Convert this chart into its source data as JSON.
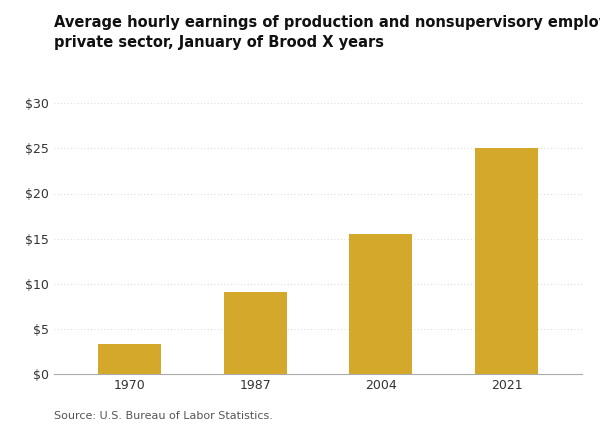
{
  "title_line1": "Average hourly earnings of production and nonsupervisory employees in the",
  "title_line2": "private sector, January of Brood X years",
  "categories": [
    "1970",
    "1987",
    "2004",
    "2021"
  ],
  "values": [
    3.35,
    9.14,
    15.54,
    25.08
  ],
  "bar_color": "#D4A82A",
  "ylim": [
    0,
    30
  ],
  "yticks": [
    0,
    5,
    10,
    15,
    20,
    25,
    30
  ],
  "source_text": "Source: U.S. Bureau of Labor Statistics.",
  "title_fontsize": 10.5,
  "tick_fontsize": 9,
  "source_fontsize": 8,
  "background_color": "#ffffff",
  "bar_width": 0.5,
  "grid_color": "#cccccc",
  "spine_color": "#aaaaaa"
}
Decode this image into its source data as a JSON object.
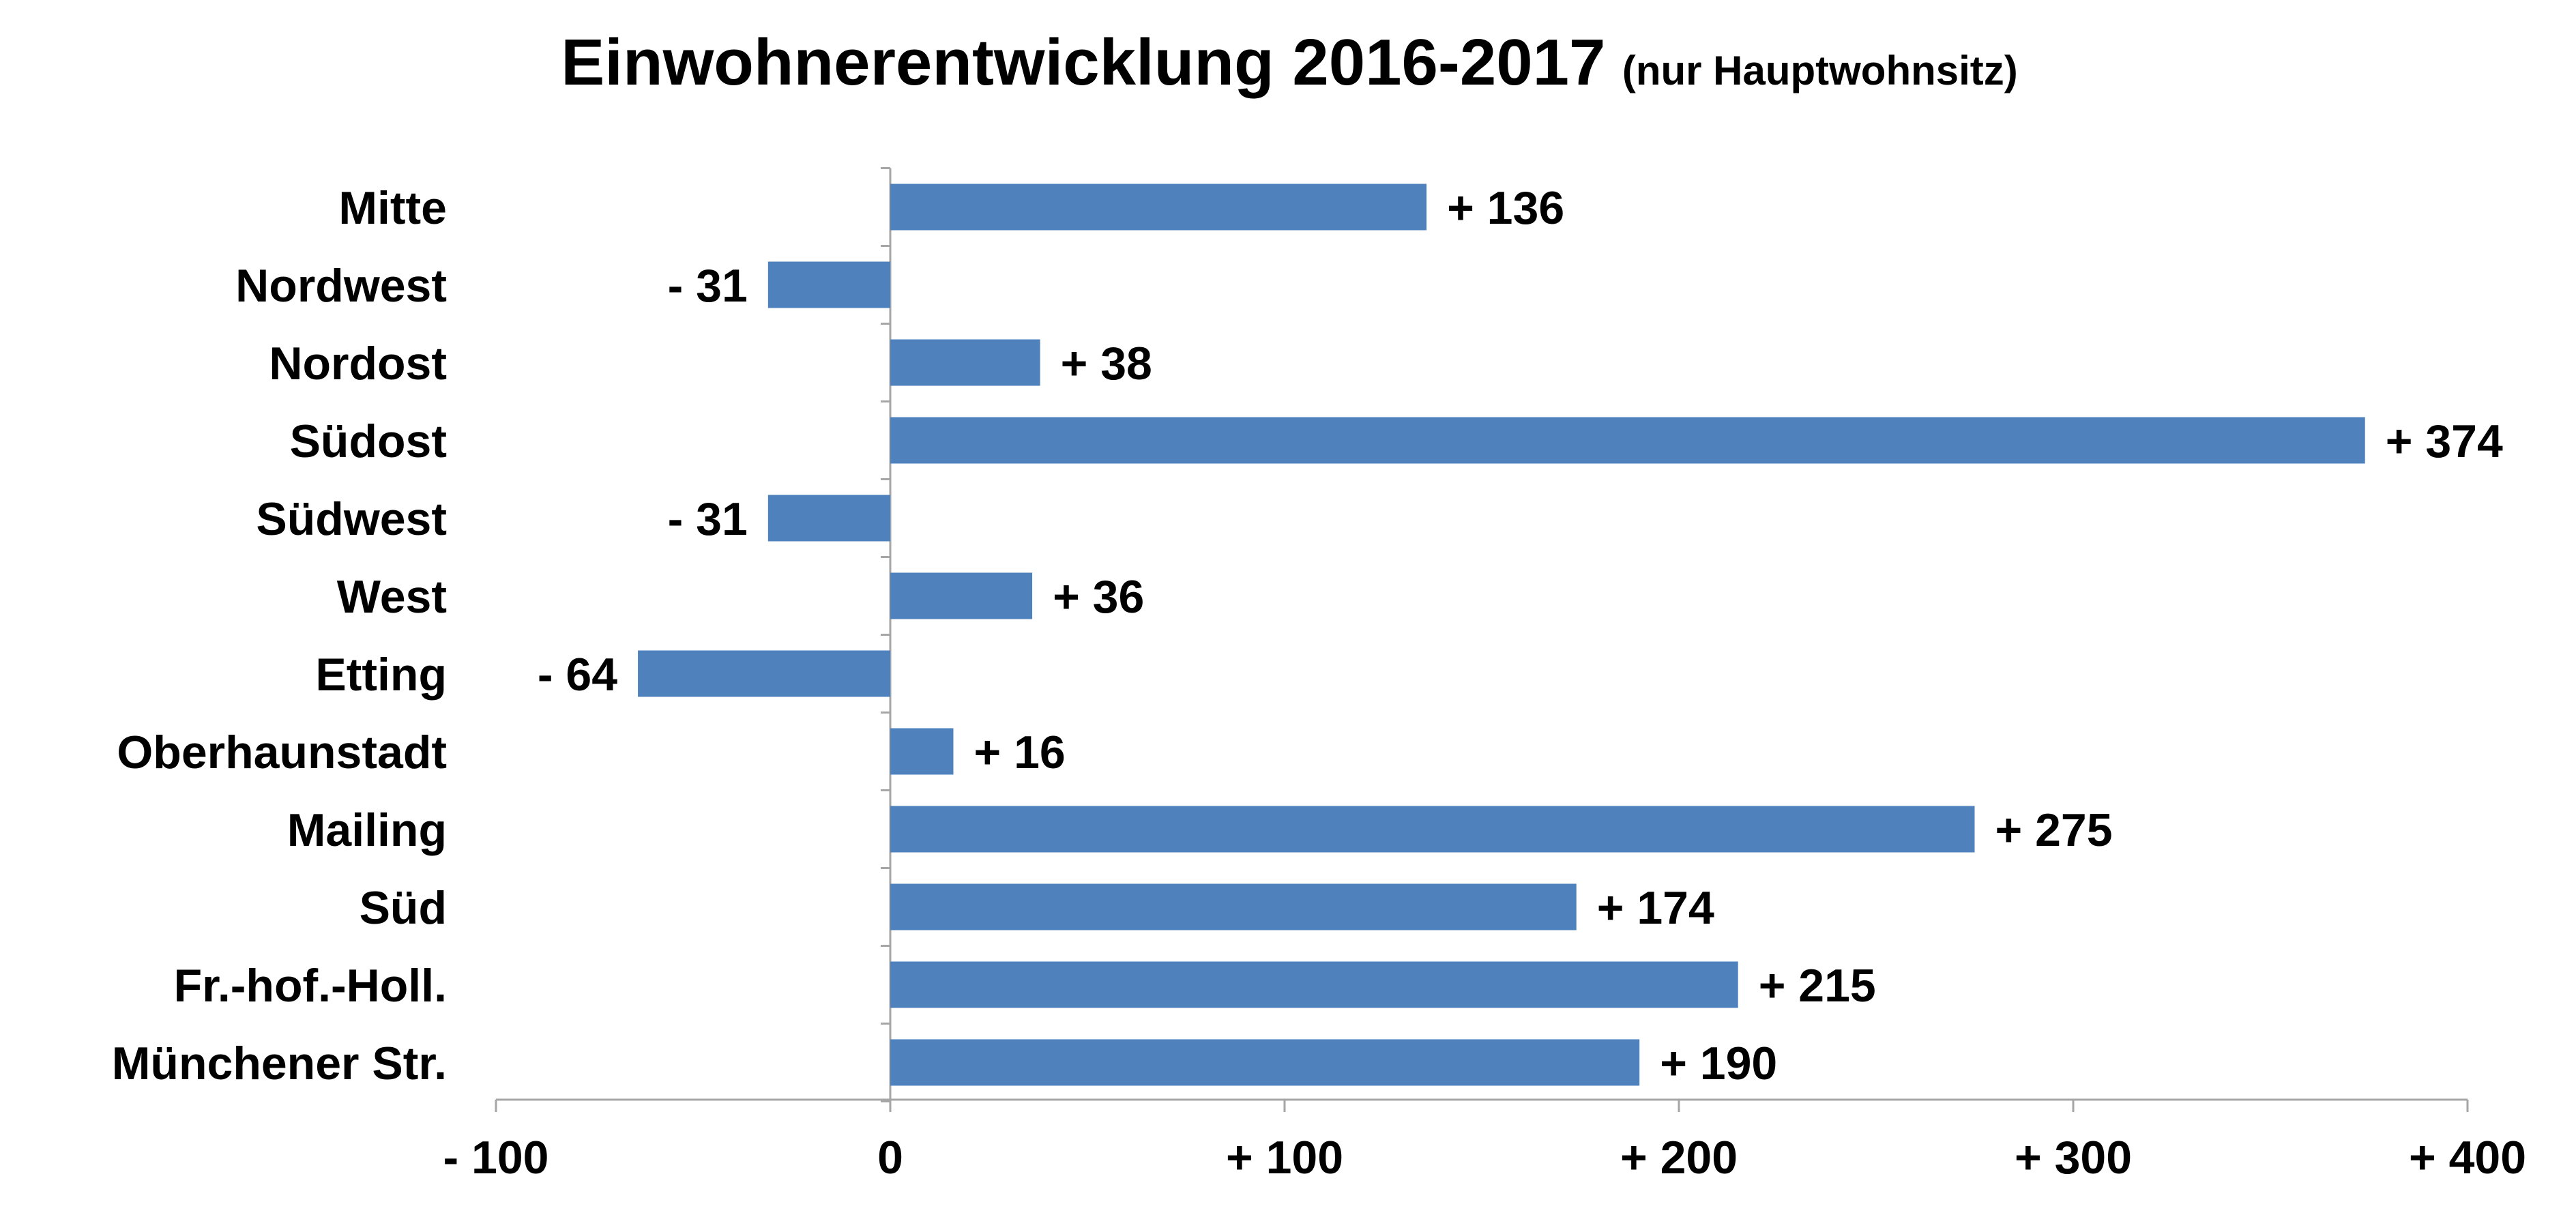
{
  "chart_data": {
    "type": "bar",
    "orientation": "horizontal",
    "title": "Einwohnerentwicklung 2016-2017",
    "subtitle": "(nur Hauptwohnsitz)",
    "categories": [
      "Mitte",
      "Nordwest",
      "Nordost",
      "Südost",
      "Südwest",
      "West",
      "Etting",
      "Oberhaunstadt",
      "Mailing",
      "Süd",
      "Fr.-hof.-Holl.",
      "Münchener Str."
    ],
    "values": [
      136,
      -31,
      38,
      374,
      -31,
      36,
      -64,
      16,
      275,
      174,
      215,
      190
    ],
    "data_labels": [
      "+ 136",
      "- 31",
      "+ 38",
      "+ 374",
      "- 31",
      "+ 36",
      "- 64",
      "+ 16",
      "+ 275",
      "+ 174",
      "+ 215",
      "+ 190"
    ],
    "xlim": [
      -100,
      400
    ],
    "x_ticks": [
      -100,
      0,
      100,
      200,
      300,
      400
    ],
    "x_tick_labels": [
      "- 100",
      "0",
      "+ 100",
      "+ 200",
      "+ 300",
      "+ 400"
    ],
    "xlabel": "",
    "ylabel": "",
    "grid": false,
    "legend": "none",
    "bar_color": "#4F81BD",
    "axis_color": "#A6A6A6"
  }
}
● ● ● ● ●
## GOAL OF THE EXERCISE
Repeat the lines from the line containing "Decode this image" through the end of the material above exactly, with no pictures and nothing else.

## FULL RESPONSE
Decode this image into its source data as a JSON object.
{
  "chart_data": {
    "type": "bar",
    "orientation": "horizontal",
    "title": "Einwohnerentwicklung 2016-2017",
    "subtitle": "(nur Hauptwohnsitz)",
    "categories": [
      "Mitte",
      "Nordwest",
      "Nordost",
      "Südost",
      "Südwest",
      "West",
      "Etting",
      "Oberhaunstadt",
      "Mailing",
      "Süd",
      "Fr.-hof.-Holl.",
      "Münchener Str."
    ],
    "values": [
      136,
      -31,
      38,
      374,
      -31,
      36,
      -64,
      16,
      275,
      174,
      215,
      190
    ],
    "data_labels": [
      "+ 136",
      "- 31",
      "+ 38",
      "+ 374",
      "- 31",
      "+ 36",
      "- 64",
      "+ 16",
      "+ 275",
      "+ 174",
      "+ 215",
      "+ 190"
    ],
    "xlim": [
      -100,
      400
    ],
    "x_ticks": [
      -100,
      0,
      100,
      200,
      300,
      400
    ],
    "x_tick_labels": [
      "- 100",
      "0",
      "+ 100",
      "+ 200",
      "+ 300",
      "+ 400"
    ],
    "xlabel": "",
    "ylabel": "",
    "grid": false,
    "legend": "none",
    "bar_color": "#4F81BD",
    "axis_color": "#A6A6A6"
  }
}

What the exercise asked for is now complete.